--- BEGIN Material for this task ---

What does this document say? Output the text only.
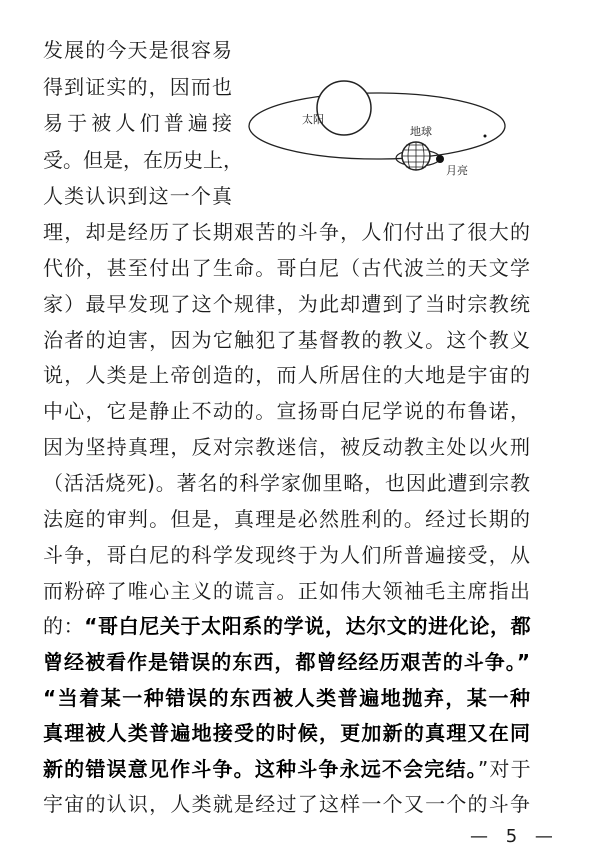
太阳
地球
月亮
发展的今天是很容易
得到证实的，因而也
易于被人们普遍接
受。但是，在历史上，
人类认识到这一个真
理，却是经历了长期艰苦的斗争，人们付出了很大的
代价，甚至付出了生命。哥白尼（古代波兰的天文学
家）最早发现了这个规律，为此却遭到了当时宗教统
治者的迫害，因为它触犯了基督教的教义。这个教义
说，人类是上帝创造的，而人所居住的大地是宇宙的
中心，它是静止不动的。宣扬哥白尼学说的布鲁诺，
因为坚持真理，反对宗教迷信，被反动教主处以火刑
（活活烧死)。著名的科学家伽里略，也因此遭到宗教
法庭的审判。但是，真理是必然胜利的。经过长期的
斗争，哥白尼的科学发现终于为人们所普遍接受，从
而粉碎了唯心主义的谎言。正如伟大领袖毛主席指出
的：“哥白尼关于太阳系的学说，达尔文的进化论，都
曾经被看作是错误的东西，都曾经经历艰苦的斗争。”
“当着某一种错误的东西被人类普遍地抛弃，某一种
真理被人类普遍地接受的时候，更加新的真理又在同
新的错误意见作斗争。这种斗争永远不会完结。”对于
宇宙的认识，人类就是经过了这样一个又一个的斗争
— 5 —
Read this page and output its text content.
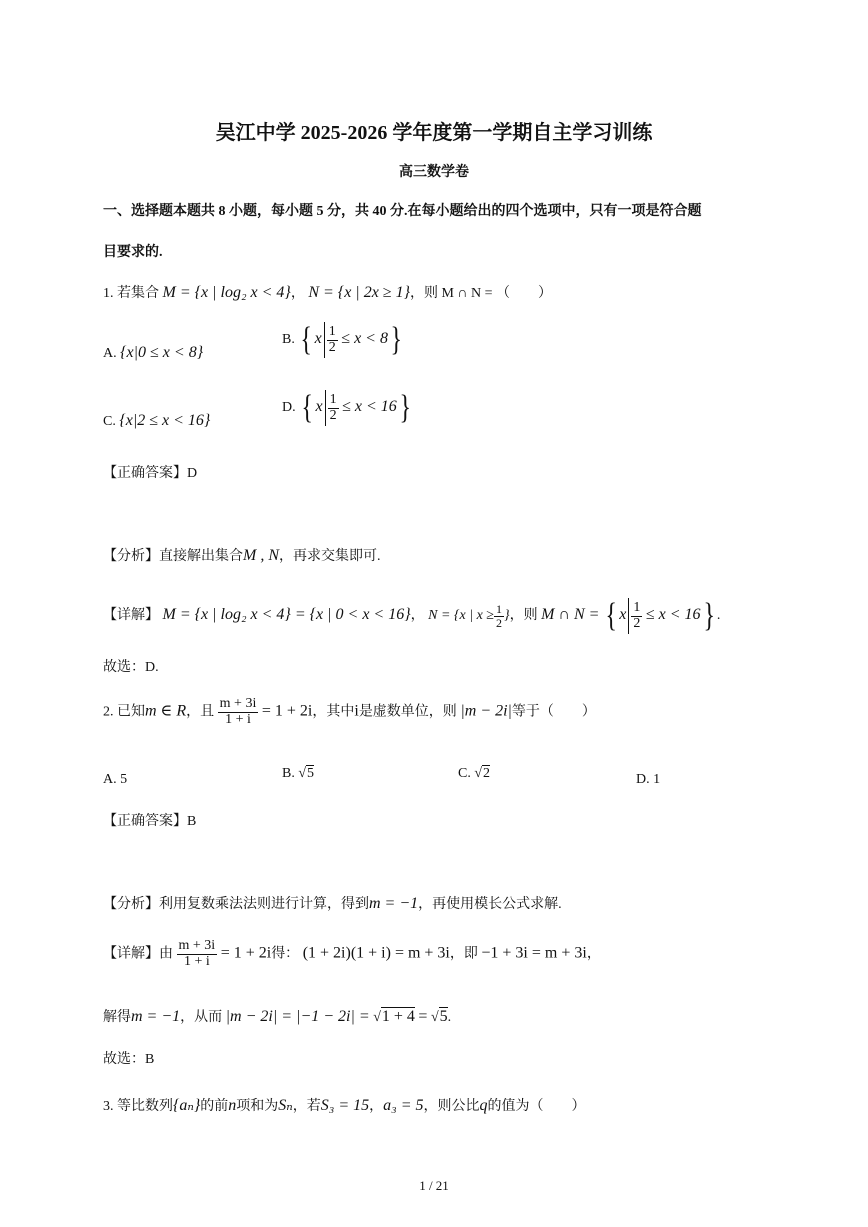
吴江中学 2025-2026 学年度第一学期自主学习训练
高三数学卷
一、选择题本题共 8 小题，每小题 5 分，共 40 分.在每小题给出的四个选项中，只有一项是符合题
目要求的.
1. 若集合 M = {x | log₂ x < 4}， N = {x | 2x ≥ 1}，则 M ∩ N = （　　）
A. {x|0 ≤ x < 8}
B. { x $\frac{1}{2} \le x < 8$}
C. {x|2 ≤ x < 16}
D. { x $\frac{1}{2} \le x < 16$}
【正确答案】D
【分析】直接解出集合M , N，再求交集即可.
【详解】 M = {x | log₂ x < 4} = {x | 0 < x < 16}， N = {x | $x \ge \frac{1}{2}$ }，则 M ∩ N = { x $\frac{1}{2} \le x < 16$} .
故选：D.
2. 已知m ∈ R，且 $\frac{m + 3i}{1 + i} = 1 + 2i$，其中i是虚数单位，则 |m − 2i|等于（　　）
A. 5	B. √5	C. √2	D. 1
【正确答案】B
【分析】利用复数乘法法则进行计算，得到m = −1，再使用模长公式求解.
【详解】由 $\frac{m + 3i}{1 + i} = 1 + 2i$得： (1 + 2i)(1 + i) = m + 3i，即 −1 + 3i = m + 3i，
解得m = −1，从而 |m − 2i| = |−1 − 2i| = √1 + 4 = √5.
故选：B
3. 等比数列{aₙ}的前n项和为Sₙ，若S₃ = 15，a₃ = 5，则公比q的值为（　　）
1 / 21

--- END Material for this task ---

Find the count of lines in the data above where the string "text" occurs. Provide that number alone.

2